■ **Exercise requirements**
Repeat the records in full and exactly, omitting pictures.

begin

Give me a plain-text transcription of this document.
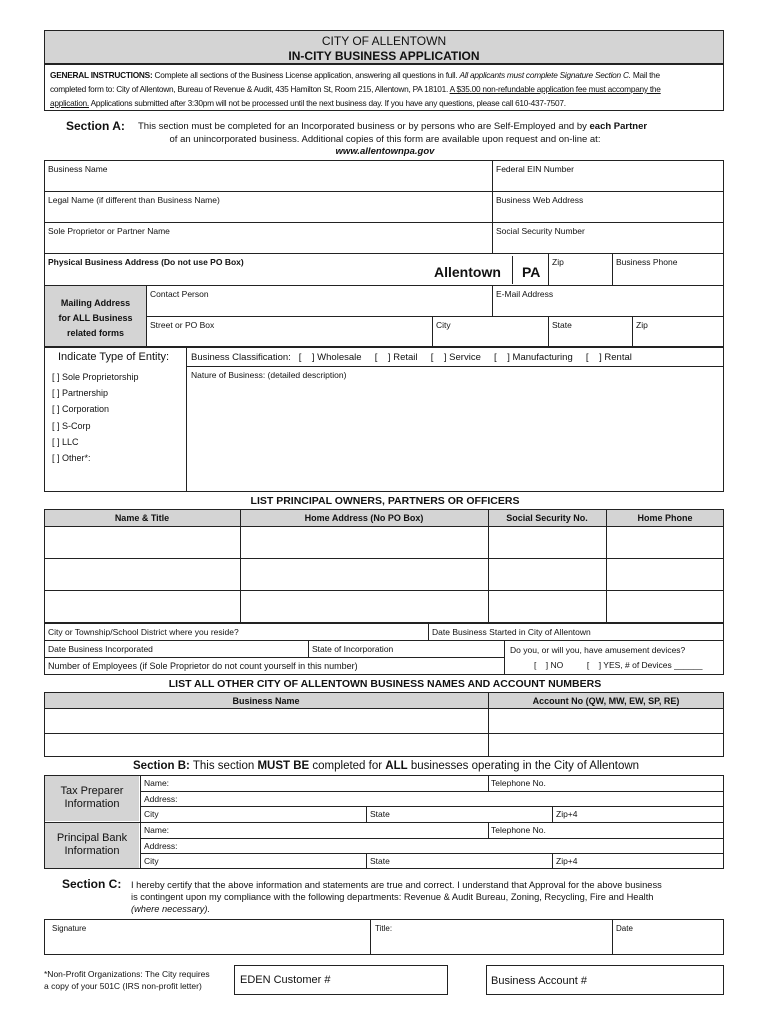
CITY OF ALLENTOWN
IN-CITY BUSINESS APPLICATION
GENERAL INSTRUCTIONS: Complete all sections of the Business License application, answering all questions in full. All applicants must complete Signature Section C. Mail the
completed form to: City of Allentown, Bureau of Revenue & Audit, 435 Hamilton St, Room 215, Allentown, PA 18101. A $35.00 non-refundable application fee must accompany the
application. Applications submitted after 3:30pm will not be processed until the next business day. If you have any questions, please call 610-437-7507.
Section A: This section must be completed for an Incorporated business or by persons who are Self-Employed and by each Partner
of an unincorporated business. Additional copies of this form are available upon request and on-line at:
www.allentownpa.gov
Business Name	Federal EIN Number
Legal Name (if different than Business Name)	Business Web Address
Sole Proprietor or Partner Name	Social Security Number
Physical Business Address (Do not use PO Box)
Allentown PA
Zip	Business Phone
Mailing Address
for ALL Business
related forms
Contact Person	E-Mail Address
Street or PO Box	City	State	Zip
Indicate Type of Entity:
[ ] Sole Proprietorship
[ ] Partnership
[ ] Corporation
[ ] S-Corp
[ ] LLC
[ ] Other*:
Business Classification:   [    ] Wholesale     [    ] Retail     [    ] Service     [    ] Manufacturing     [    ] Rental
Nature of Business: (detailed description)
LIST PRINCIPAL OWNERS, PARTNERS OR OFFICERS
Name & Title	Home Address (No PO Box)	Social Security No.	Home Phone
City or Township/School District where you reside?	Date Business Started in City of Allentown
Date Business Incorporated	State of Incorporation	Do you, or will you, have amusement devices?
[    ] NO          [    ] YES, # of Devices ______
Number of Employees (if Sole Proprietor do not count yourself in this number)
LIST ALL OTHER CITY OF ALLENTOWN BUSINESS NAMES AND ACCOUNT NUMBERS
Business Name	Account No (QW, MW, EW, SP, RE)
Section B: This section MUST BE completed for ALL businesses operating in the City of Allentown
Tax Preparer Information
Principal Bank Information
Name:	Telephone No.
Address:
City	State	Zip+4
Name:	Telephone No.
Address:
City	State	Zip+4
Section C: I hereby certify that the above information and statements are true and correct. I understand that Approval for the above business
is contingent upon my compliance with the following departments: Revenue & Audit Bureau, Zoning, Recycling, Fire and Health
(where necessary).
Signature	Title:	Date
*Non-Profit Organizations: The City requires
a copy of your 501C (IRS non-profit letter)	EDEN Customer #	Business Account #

end

■ **Worked solution**
Give me a plain-text transcription of this document.
CITY OF ALLENTOWN
IN-CITY BUSINESS APPLICATION
GENERAL INSTRUCTIONS: Complete all sections of the Business License application, answering all questions in full. All applicants must complete Signature Section C. Mail the
completed form to: City of Allentown, Bureau of Revenue & Audit, 435 Hamilton St, Room 215, Allentown, PA 18101. A $35.00 non-refundable application fee must accompany the
application. Applications submitted after 3:30pm will not be processed until the next business day. If you have any questions, please call 610-437-7507.
Section A: This section must be completed for an Incorporated business or by persons who are Self-Employed and by each Partner
of an unincorporated business. Additional copies of this form are available upon request and on-line at:
www.allentownpa.gov
Business Name	Federal EIN Number
Legal Name (if different than Business Name)	Business Web Address
Sole Proprietor or Partner Name	Social Security Number
Physical Business Address (Do not use PO Box)
Allentown PA
Zip	Business Phone
Mailing Address
for ALL Business
related forms
Contact Person	E-Mail Address
Street or PO Box	City	State	Zip
Indicate Type of Entity:
[ ] Sole Proprietorship
[ ] Partnership
[ ] Corporation
[ ] S-Corp
[ ] LLC
[ ] Other*:
Business Classification:   [    ] Wholesale     [    ] Retail     [    ] Service     [    ] Manufacturing     [    ] Rental
Nature of Business: (detailed description)
LIST PRINCIPAL OWNERS, PARTNERS OR OFFICERS
Name & Title	Home Address (No PO Box)	Social Security No.	Home Phone
City or Township/School District where you reside?	Date Business Started in City of Allentown
Date Business Incorporated	State of Incorporation	Do you, or will you, have amusement devices?
[    ] NO          [    ] YES, # of Devices ______
Number of Employees (if Sole Proprietor do not count yourself in this number)
LIST ALL OTHER CITY OF ALLENTOWN BUSINESS NAMES AND ACCOUNT NUMBERS
Business Name	Account No (QW, MW, EW, SP, RE)
Section B: This section MUST BE completed for ALL businesses operating in the City of Allentown
Tax Preparer Information
Principal Bank Information
Name:	Telephone No.
Address:
City	State	Zip+4
Name:	Telephone No.
Address:
City	State	Zip+4
Section C: I hereby certify that the above information and statements are true and correct. I understand that Approval for the above business
is contingent upon my compliance with the following departments: Revenue & Audit Bureau, Zoning, Recycling, Fire and Health
(where necessary).
Signature	Title:	Date
*Non-Profit Organizations: The City requires
a copy of your 501C (IRS non-profit letter)	EDEN Customer #	Business Account #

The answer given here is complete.